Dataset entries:
————

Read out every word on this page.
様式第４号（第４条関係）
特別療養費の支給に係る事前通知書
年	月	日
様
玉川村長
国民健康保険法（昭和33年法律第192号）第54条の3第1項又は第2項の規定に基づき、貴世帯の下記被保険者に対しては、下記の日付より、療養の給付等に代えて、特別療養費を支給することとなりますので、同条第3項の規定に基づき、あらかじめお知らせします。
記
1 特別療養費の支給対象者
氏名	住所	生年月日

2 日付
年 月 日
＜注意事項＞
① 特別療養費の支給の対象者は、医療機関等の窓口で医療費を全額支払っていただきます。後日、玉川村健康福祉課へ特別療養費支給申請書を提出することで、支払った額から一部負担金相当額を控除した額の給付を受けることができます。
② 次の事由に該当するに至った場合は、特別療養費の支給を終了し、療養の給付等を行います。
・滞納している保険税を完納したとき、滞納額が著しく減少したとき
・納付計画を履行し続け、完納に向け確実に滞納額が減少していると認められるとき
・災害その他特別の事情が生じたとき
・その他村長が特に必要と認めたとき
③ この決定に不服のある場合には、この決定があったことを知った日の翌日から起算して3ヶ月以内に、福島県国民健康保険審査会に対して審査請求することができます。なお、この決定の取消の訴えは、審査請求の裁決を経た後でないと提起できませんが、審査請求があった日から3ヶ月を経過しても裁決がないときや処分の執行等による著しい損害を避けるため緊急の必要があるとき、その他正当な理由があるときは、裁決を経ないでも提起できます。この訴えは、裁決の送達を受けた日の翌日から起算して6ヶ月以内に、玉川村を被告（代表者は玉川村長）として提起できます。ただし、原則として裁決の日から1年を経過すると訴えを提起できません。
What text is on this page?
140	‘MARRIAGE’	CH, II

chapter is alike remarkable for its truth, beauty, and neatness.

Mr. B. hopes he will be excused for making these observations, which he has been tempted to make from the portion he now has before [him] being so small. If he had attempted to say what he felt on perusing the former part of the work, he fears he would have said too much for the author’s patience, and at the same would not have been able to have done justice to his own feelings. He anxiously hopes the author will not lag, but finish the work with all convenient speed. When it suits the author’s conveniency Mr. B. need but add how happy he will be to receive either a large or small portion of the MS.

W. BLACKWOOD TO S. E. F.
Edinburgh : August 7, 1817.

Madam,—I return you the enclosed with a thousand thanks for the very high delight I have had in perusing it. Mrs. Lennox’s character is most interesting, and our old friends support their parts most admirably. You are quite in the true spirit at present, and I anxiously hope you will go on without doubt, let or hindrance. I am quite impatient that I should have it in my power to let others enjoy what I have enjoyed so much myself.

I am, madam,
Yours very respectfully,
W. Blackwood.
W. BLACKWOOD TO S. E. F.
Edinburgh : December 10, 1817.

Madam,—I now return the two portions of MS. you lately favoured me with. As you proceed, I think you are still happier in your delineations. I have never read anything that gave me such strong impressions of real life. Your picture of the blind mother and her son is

————

### GIVEN INSTRUCTION
Find all the lines containing "this" in the material, then copy them.

### RESULT
Read out every word on this page.
What text is on this page?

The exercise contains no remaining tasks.